Stored records:
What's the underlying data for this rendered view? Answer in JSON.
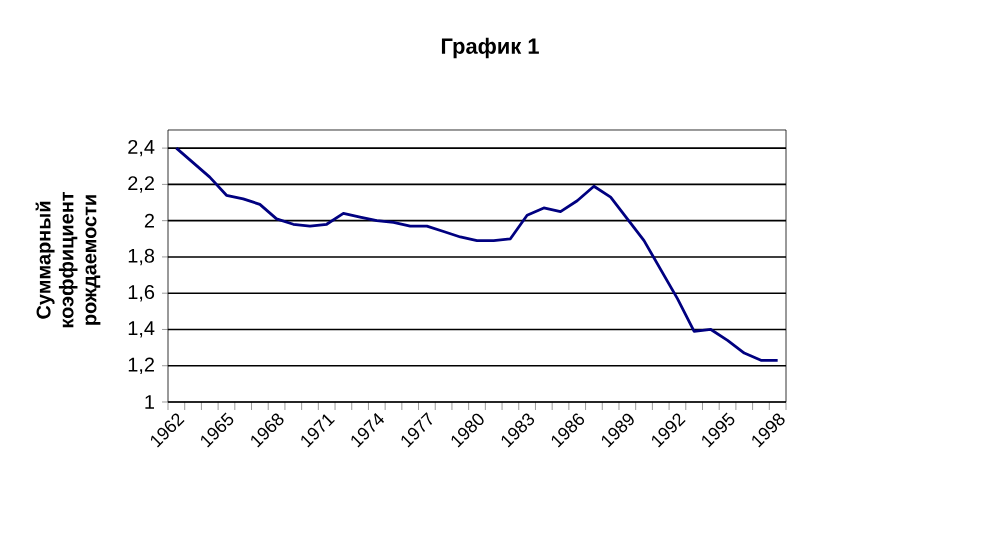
{
  "chart_data": {
    "type": "line",
    "title": "График 1",
    "ylabel": "Суммарный коэффициент рождаемости",
    "categories": [
      "1962",
      null,
      null,
      "1965",
      null,
      null,
      "1968",
      null,
      null,
      "1971",
      null,
      null,
      "1974",
      null,
      null,
      "1977",
      null,
      null,
      "1980",
      null,
      null,
      "1983",
      null,
      null,
      "1986",
      null,
      null,
      "1989",
      null,
      null,
      "1992",
      null,
      null,
      "1995",
      null,
      null,
      "1998"
    ],
    "series": [
      {
        "color": "#000080",
        "values": [
          2.4,
          2.32,
          2.24,
          2.14,
          2.12,
          2.09,
          2.01,
          1.98,
          1.97,
          1.98,
          2.04,
          2.02,
          2.0,
          1.99,
          1.97,
          1.97,
          1.94,
          1.91,
          1.89,
          1.89,
          1.9,
          2.03,
          2.07,
          2.05,
          2.11,
          2.19,
          2.13,
          2.01,
          1.89,
          1.73,
          1.57,
          1.39,
          1.4,
          1.34,
          1.27,
          1.23,
          1.23
        ]
      }
    ],
    "ylim": [
      1,
      2.5
    ],
    "yticks": [
      1,
      {
        "value": 1.2,
        "label": "1,2"
      },
      {
        "value": 1.4,
        "label": "1,4"
      },
      {
        "value": 1.6,
        "label": "1,6"
      },
      {
        "value": 1.8,
        "label": "1,8"
      },
      2,
      {
        "value": 2.2,
        "label": "2,2"
      },
      {
        "value": 2.4,
        "label": "2,4"
      }
    ],
    "grid": "y",
    "marker": "none",
    "line_style": "solid"
  }
}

== Set problem ==
Reproduce the entries above without change, omitting all pictures.

== Answer to this problem ==
What's the underlying data for this rendered view? Answer in JSON.
{
  "chart_data": {
    "type": "line",
    "title": "График 1",
    "ylabel": "Суммарный коэффициент рождаемости",
    "categories": [
      "1962",
      null,
      null,
      "1965",
      null,
      null,
      "1968",
      null,
      null,
      "1971",
      null,
      null,
      "1974",
      null,
      null,
      "1977",
      null,
      null,
      "1980",
      null,
      null,
      "1983",
      null,
      null,
      "1986",
      null,
      null,
      "1989",
      null,
      null,
      "1992",
      null,
      null,
      "1995",
      null,
      null,
      "1998"
    ],
    "series": [
      {
        "color": "#000080",
        "values": [
          2.4,
          2.32,
          2.24,
          2.14,
          2.12,
          2.09,
          2.01,
          1.98,
          1.97,
          1.98,
          2.04,
          2.02,
          2.0,
          1.99,
          1.97,
          1.97,
          1.94,
          1.91,
          1.89,
          1.89,
          1.9,
          2.03,
          2.07,
          2.05,
          2.11,
          2.19,
          2.13,
          2.01,
          1.89,
          1.73,
          1.57,
          1.39,
          1.4,
          1.34,
          1.27,
          1.23,
          1.23
        ]
      }
    ],
    "ylim": [
      1,
      2.5
    ],
    "yticks": [
      1,
      {
        "value": 1.2,
        "label": "1,2"
      },
      {
        "value": 1.4,
        "label": "1,4"
      },
      {
        "value": 1.6,
        "label": "1,6"
      },
      {
        "value": 1.8,
        "label": "1,8"
      },
      2,
      {
        "value": 2.2,
        "label": "2,2"
      },
      {
        "value": 2.4,
        "label": "2,4"
      }
    ],
    "grid": "y",
    "marker": "none",
    "line_style": "solid"
  }
}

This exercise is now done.